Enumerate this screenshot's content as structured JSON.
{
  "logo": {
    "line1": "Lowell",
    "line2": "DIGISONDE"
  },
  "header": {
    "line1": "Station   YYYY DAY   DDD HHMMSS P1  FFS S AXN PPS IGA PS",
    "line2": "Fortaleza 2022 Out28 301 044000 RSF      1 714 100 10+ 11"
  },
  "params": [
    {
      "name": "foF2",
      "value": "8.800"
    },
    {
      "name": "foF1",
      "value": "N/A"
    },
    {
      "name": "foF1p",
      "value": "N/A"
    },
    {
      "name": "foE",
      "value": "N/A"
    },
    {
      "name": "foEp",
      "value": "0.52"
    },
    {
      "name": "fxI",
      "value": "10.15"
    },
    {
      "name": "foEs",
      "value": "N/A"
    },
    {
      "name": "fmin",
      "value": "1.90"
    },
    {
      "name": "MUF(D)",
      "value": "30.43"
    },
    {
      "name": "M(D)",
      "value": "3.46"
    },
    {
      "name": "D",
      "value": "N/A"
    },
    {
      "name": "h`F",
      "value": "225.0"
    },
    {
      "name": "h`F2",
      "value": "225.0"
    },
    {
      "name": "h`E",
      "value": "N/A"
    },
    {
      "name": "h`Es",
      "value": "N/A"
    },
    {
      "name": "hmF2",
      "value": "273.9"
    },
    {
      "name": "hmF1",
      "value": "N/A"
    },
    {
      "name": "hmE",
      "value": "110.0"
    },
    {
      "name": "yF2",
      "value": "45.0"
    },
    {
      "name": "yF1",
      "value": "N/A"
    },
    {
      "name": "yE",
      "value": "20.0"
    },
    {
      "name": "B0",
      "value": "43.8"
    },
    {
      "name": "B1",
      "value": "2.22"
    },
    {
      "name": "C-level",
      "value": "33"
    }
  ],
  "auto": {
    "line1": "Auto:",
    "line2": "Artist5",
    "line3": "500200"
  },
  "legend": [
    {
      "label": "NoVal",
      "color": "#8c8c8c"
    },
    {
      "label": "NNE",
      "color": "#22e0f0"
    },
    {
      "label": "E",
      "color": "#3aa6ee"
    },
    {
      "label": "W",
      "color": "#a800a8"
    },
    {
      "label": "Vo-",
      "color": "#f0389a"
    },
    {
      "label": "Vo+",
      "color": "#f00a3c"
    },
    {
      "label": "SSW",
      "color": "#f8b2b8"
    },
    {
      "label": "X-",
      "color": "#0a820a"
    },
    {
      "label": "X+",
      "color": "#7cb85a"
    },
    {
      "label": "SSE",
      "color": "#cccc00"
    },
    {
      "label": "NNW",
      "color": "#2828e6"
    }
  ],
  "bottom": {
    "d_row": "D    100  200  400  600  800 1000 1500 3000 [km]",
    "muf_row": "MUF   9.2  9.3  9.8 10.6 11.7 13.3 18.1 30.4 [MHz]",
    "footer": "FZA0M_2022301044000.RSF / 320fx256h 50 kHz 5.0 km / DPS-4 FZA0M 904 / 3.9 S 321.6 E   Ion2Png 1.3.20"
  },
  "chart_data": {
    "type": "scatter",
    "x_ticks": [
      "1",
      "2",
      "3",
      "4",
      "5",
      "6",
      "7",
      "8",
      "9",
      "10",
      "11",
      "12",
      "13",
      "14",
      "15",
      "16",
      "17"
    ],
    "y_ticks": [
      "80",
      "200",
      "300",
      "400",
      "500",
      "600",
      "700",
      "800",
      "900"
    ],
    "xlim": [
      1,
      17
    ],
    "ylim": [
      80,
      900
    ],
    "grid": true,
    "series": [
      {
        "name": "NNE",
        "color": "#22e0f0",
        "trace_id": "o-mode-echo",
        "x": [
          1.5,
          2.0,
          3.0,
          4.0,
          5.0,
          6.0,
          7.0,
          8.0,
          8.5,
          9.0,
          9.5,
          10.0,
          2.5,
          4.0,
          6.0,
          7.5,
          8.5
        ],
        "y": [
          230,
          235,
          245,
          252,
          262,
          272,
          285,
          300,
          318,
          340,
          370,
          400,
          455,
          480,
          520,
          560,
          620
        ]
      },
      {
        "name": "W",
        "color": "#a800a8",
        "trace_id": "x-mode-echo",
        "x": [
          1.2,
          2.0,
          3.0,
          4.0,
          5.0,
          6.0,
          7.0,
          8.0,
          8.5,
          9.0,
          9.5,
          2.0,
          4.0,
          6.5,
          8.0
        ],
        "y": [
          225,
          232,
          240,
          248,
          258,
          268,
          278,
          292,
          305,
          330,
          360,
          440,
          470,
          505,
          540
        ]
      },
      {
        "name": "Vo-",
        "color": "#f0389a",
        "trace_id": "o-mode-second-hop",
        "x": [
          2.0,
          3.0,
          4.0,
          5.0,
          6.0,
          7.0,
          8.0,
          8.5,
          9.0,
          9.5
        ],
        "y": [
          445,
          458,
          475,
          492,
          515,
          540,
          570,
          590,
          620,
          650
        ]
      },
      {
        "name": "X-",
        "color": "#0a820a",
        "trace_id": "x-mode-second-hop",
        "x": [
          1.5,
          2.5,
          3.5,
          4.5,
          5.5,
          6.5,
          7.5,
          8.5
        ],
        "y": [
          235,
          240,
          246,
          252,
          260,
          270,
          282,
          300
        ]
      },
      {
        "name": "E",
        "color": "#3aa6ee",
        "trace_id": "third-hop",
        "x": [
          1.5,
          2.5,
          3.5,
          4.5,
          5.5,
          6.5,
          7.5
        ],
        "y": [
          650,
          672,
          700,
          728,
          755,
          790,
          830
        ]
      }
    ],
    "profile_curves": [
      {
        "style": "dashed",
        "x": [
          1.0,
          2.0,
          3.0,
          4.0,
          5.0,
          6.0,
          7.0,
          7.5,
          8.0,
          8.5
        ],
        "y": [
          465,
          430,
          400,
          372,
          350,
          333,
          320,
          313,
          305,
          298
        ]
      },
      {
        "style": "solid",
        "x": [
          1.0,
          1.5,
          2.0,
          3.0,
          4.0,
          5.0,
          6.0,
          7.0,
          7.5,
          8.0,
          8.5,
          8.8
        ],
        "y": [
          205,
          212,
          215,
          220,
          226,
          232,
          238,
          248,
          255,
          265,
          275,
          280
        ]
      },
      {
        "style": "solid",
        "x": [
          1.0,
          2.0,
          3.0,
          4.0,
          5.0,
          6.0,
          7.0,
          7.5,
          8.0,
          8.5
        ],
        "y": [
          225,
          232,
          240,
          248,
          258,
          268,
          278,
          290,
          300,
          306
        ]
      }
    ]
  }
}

- - -

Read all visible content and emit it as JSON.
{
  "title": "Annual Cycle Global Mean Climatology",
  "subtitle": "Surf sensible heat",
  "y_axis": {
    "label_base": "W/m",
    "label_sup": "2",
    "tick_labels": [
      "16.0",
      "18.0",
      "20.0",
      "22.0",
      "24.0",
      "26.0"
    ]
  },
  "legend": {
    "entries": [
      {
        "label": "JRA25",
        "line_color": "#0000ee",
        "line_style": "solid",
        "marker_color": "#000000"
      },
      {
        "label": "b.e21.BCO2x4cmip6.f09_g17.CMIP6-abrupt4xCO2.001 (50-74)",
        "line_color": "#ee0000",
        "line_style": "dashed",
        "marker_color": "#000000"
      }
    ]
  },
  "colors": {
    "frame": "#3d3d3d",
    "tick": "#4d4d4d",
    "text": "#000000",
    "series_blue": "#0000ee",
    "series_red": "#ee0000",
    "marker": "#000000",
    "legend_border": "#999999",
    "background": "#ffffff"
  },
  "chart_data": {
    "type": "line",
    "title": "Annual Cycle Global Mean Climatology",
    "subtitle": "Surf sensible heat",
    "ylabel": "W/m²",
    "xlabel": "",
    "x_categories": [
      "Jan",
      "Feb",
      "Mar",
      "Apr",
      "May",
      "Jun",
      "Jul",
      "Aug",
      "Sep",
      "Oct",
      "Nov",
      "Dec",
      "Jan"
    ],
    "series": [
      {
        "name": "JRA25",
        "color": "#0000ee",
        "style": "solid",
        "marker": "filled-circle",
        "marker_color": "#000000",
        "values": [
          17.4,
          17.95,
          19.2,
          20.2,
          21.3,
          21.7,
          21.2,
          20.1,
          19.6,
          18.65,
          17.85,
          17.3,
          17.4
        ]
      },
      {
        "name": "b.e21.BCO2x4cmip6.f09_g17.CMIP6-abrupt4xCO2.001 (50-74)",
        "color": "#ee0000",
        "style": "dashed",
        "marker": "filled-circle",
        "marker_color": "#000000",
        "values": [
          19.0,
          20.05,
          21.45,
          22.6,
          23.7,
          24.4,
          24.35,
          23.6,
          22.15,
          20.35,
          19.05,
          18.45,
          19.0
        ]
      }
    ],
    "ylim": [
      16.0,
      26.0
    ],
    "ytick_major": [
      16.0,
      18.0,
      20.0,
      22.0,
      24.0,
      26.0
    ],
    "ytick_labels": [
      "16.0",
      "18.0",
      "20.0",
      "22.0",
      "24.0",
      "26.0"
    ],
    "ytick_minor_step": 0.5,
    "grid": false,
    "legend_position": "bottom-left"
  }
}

- - -

Only the number is wanted: how many lines in the entries above contain the string "Mean"?

2